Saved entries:
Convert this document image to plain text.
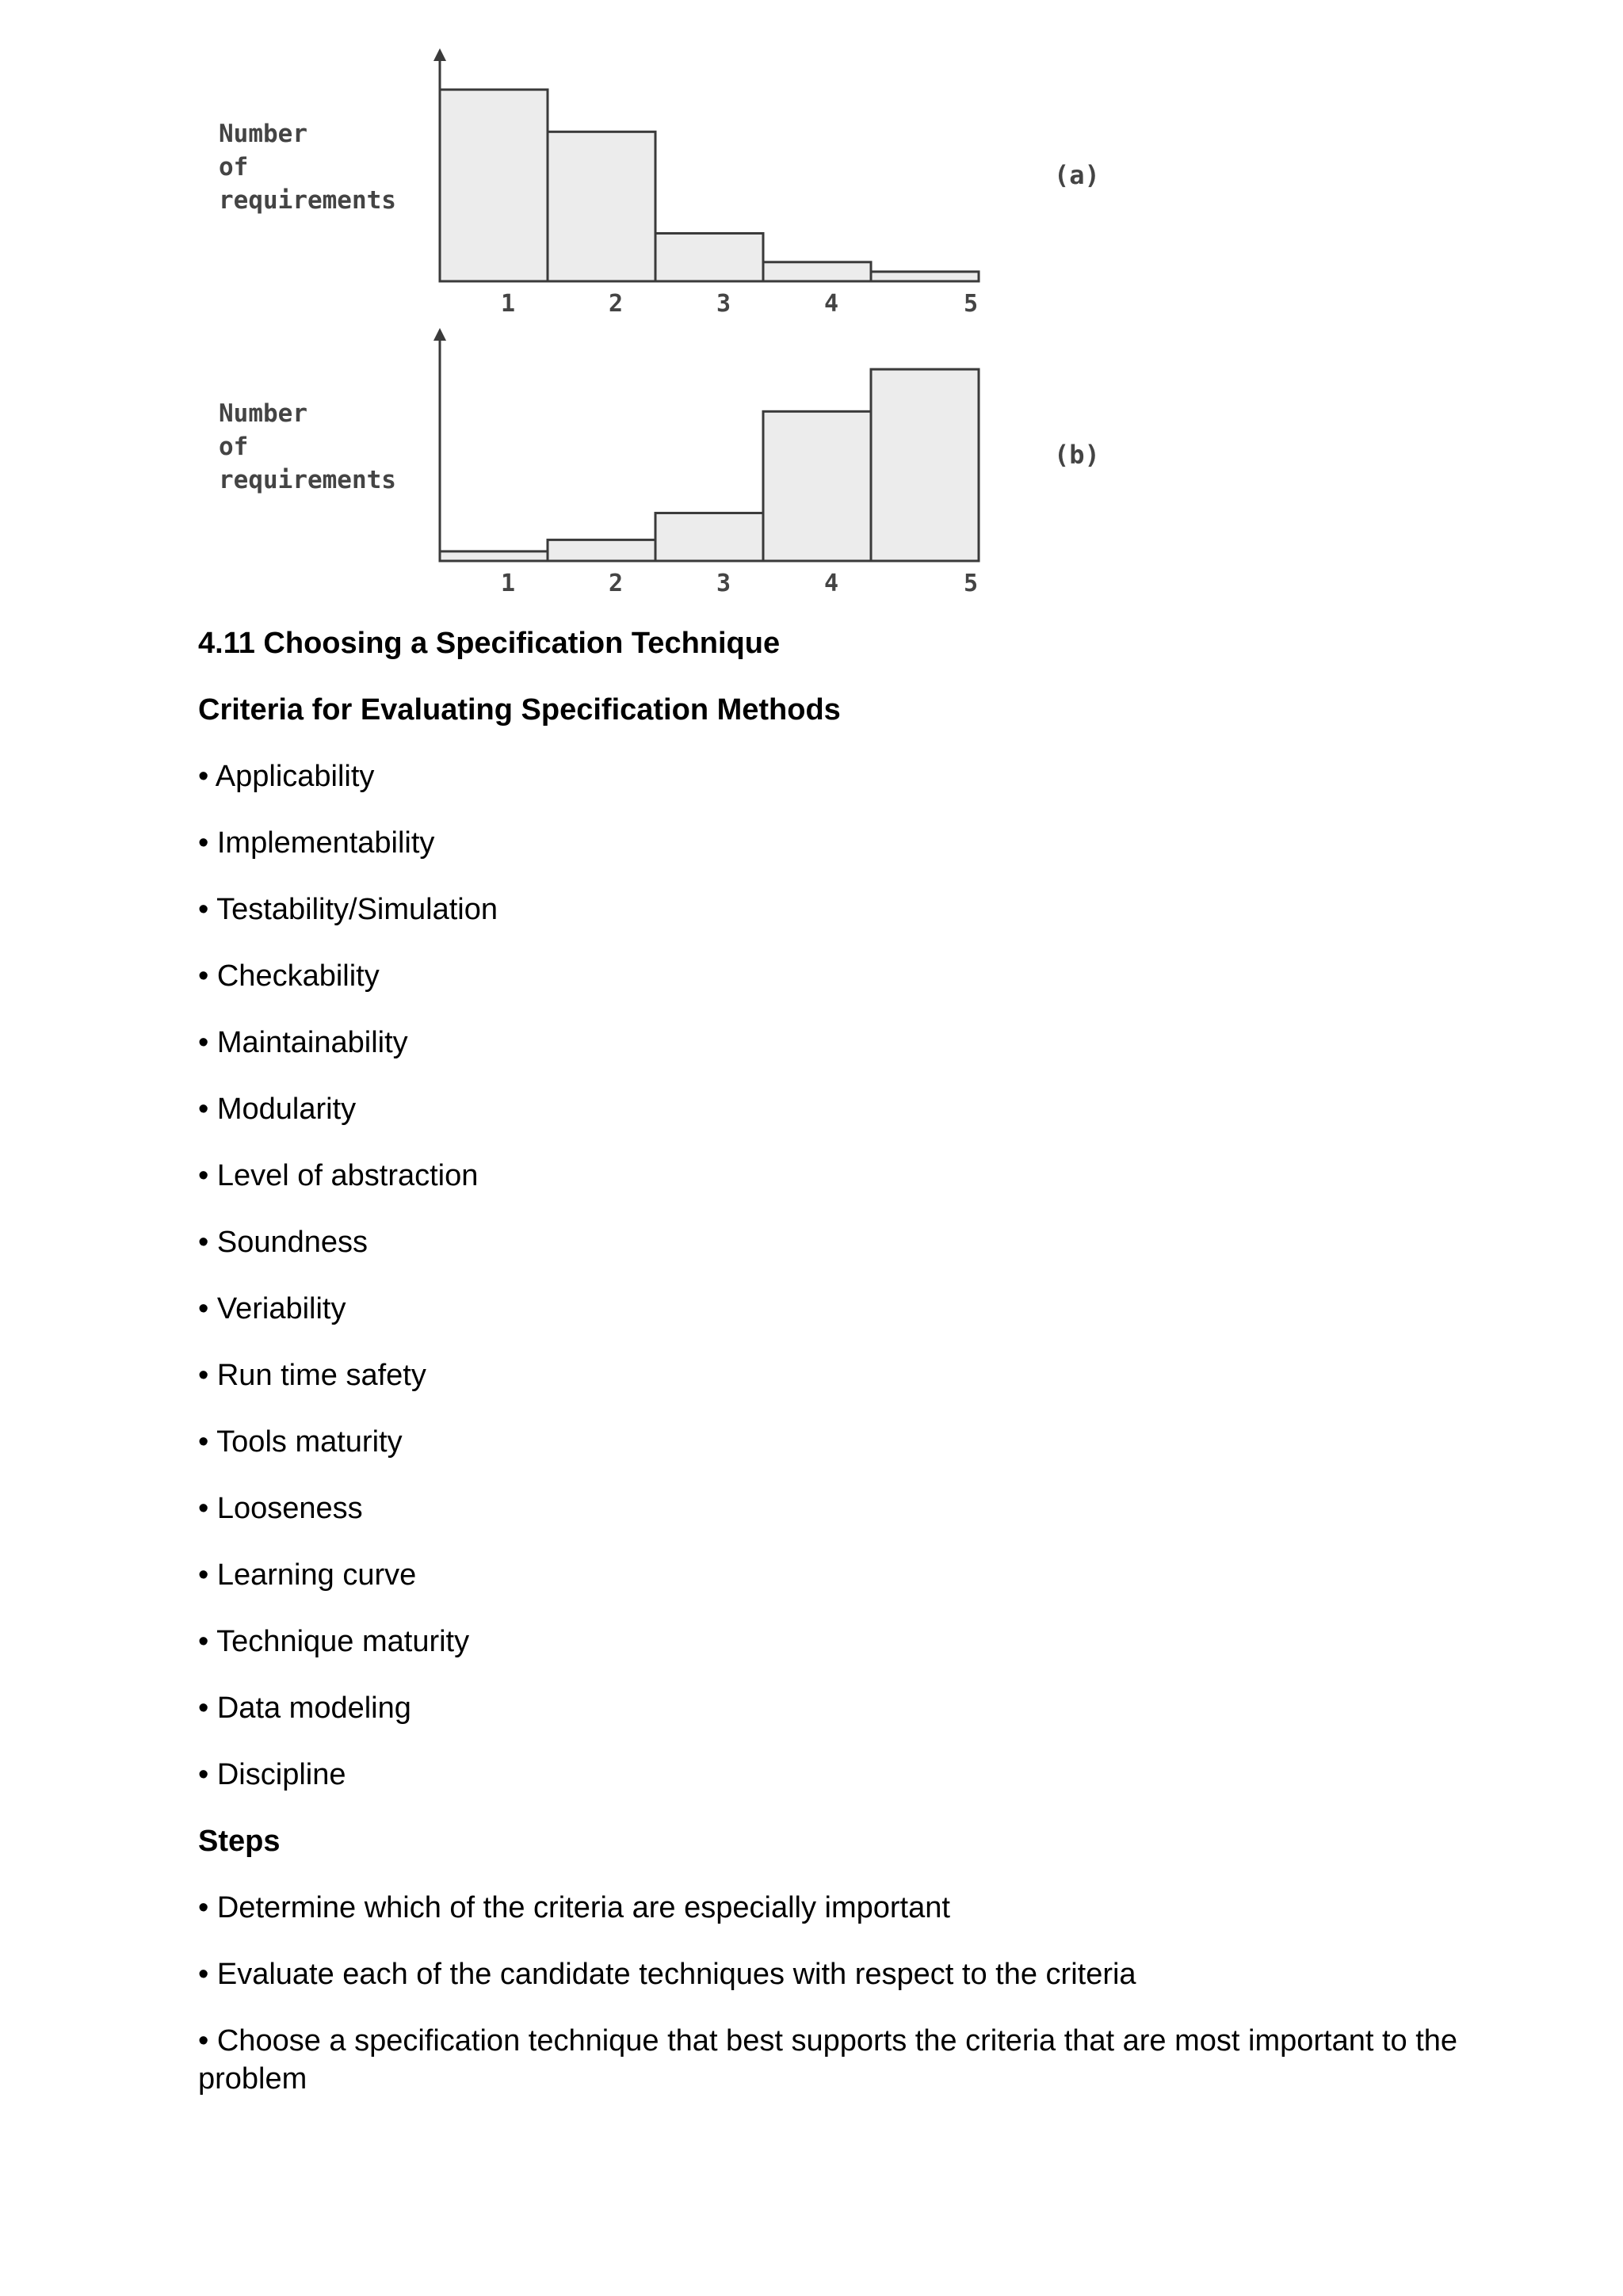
1	2	3	4	5
Number of requirements
(a)
1	2	3	4	5
Number of requirements
(b)
4.11 Choosing a Specification Technique
Criteria for Evaluating Specification Methods
• Applicability
• Implementability
• Testability/Simulation
• Checkability
• Maintainability
• Modularity
• Level of abstraction
• Soundness
• Veriability
• Run time safety
• Tools maturity
• Looseness
• Learning curve
• Technique maturity
• Data modeling
• Discipline
Steps
• Determine which of the criteria are especially important
• Evaluate each of the candidate techniques with respect to the criteria
• Choose a specification technique that best supports the criteria that are most important to the problem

» **EXERCISE TASK**
Only a number is wanted here: how many lines in the data above include the string "important"?

» **ANSWER BELOW**
2